======== EXERCISE DATA ========
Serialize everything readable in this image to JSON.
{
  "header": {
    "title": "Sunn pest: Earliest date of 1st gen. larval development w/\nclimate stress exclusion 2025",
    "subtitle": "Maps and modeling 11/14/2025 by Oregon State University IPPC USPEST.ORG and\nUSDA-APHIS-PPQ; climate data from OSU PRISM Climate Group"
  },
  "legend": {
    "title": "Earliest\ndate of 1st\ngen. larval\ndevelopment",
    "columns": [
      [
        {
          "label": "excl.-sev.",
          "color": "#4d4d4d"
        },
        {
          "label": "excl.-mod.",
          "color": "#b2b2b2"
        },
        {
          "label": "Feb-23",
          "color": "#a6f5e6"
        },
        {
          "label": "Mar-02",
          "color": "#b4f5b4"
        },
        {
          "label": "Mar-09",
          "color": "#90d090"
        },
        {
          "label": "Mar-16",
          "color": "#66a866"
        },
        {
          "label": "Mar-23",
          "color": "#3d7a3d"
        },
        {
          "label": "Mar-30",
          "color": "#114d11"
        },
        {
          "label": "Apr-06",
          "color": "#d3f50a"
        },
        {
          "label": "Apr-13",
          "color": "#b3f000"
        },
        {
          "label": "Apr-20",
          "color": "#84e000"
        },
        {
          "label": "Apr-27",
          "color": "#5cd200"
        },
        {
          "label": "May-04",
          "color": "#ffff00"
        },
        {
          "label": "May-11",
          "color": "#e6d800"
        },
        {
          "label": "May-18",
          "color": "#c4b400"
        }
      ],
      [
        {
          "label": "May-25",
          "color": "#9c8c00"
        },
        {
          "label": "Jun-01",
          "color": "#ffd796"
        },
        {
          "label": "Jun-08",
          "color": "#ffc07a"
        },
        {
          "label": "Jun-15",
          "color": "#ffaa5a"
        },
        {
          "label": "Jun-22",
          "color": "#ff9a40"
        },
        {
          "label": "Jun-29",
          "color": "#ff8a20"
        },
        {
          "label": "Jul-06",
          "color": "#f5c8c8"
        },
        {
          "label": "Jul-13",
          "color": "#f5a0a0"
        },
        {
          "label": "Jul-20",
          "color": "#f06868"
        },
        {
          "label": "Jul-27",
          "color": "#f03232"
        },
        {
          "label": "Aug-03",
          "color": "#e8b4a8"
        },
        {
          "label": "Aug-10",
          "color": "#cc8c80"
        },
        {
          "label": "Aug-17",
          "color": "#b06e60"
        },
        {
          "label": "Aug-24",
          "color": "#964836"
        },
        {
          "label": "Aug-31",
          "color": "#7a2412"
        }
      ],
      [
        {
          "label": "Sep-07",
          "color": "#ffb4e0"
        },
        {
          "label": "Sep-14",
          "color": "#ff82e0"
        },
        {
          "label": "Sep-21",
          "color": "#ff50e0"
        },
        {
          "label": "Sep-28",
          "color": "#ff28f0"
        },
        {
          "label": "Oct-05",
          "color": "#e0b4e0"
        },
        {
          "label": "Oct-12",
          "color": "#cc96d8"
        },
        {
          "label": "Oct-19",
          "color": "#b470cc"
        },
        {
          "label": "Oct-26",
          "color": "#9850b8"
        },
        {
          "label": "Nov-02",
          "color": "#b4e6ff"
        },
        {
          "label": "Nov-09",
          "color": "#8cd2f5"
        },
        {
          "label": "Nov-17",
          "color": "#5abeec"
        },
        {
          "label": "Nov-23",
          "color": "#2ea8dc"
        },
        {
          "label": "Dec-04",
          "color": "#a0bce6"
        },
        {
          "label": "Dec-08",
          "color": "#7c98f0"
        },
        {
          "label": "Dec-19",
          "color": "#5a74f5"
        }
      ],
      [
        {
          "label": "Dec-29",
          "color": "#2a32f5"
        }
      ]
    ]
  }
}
========
WHAT THE TASK REQUIRES:
Retype the entries exactly, including every line.

TASK SOLUTION:
Serialize everything readable in this image to JSON.
{
  "header": {
    "title": "Sunn pest: Earliest date of 1st gen. larval development w/\nclimate stress exclusion 2025",
    "subtitle": "Maps and modeling 11/14/2025 by Oregon State University IPPC USPEST.ORG and\nUSDA-APHIS-PPQ; climate data from OSU PRISM Climate Group"
  },
  "legend": {
    "title": "Earliest\ndate of 1st\ngen. larval\ndevelopment",
    "columns": [
      [
        {
          "label": "excl.-sev.",
          "color": "#4d4d4d"
        },
        {
          "label": "excl.-mod.",
          "color": "#b2b2b2"
        },
        {
          "label": "Feb-23",
          "color": "#a6f5e6"
        },
        {
          "label": "Mar-02",
          "color": "#b4f5b4"
        },
        {
          "label": "Mar-09",
          "color": "#90d090"
        },
        {
          "label": "Mar-16",
          "color": "#66a866"
        },
        {
          "label": "Mar-23",
          "color": "#3d7a3d"
        },
        {
          "label": "Mar-30",
          "color": "#114d11"
        },
        {
          "label": "Apr-06",
          "color": "#d3f50a"
        },
        {
          "label": "Apr-13",
          "color": "#b3f000"
        },
        {
          "label": "Apr-20",
          "color": "#84e000"
        },
        {
          "label": "Apr-27",
          "color": "#5cd200"
        },
        {
          "label": "May-04",
          "color": "#ffff00"
        },
        {
          "label": "May-11",
          "color": "#e6d800"
        },
        {
          "label": "May-18",
          "color": "#c4b400"
        }
      ],
      [
        {
          "label": "May-25",
          "color": "#9c8c00"
        },
        {
          "label": "Jun-01",
          "color": "#ffd796"
        },
        {
          "label": "Jun-08",
          "color": "#ffc07a"
        },
        {
          "label": "Jun-15",
          "color": "#ffaa5a"
        },
        {
          "label": "Jun-22",
          "color": "#ff9a40"
        },
        {
          "label": "Jun-29",
          "color": "#ff8a20"
        },
        {
          "label": "Jul-06",
          "color": "#f5c8c8"
        },
        {
          "label": "Jul-13",
          "color": "#f5a0a0"
        },
        {
          "label": "Jul-20",
          "color": "#f06868"
        },
        {
          "label": "Jul-27",
          "color": "#f03232"
        },
        {
          "label": "Aug-03",
          "color": "#e8b4a8"
        },
        {
          "label": "Aug-10",
          "color": "#cc8c80"
        },
        {
          "label": "Aug-17",
          "color": "#b06e60"
        },
        {
          "label": "Aug-24",
          "color": "#964836"
        },
        {
          "label": "Aug-31",
          "color": "#7a2412"
        }
      ],
      [
        {
          "label": "Sep-07",
          "color": "#ffb4e0"
        },
        {
          "label": "Sep-14",
          "color": "#ff82e0"
        },
        {
          "label": "Sep-21",
          "color": "#ff50e0"
        },
        {
          "label": "Sep-28",
          "color": "#ff28f0"
        },
        {
          "label": "Oct-05",
          "color": "#e0b4e0"
        },
        {
          "label": "Oct-12",
          "color": "#cc96d8"
        },
        {
          "label": "Oct-19",
          "color": "#b470cc"
        },
        {
          "label": "Oct-26",
          "color": "#9850b8"
        },
        {
          "label": "Nov-02",
          "color": "#b4e6ff"
        },
        {
          "label": "Nov-09",
          "color": "#8cd2f5"
        },
        {
          "label": "Nov-17",
          "color": "#5abeec"
        },
        {
          "label": "Nov-23",
          "color": "#2ea8dc"
        },
        {
          "label": "Dec-04",
          "color": "#a0bce6"
        },
        {
          "label": "Dec-08",
          "color": "#7c98f0"
        },
        {
          "label": "Dec-19",
          "color": "#5a74f5"
        }
      ],
      [
        {
          "label": "Dec-29",
          "color": "#2a32f5"
        }
      ]
    ]
  }
}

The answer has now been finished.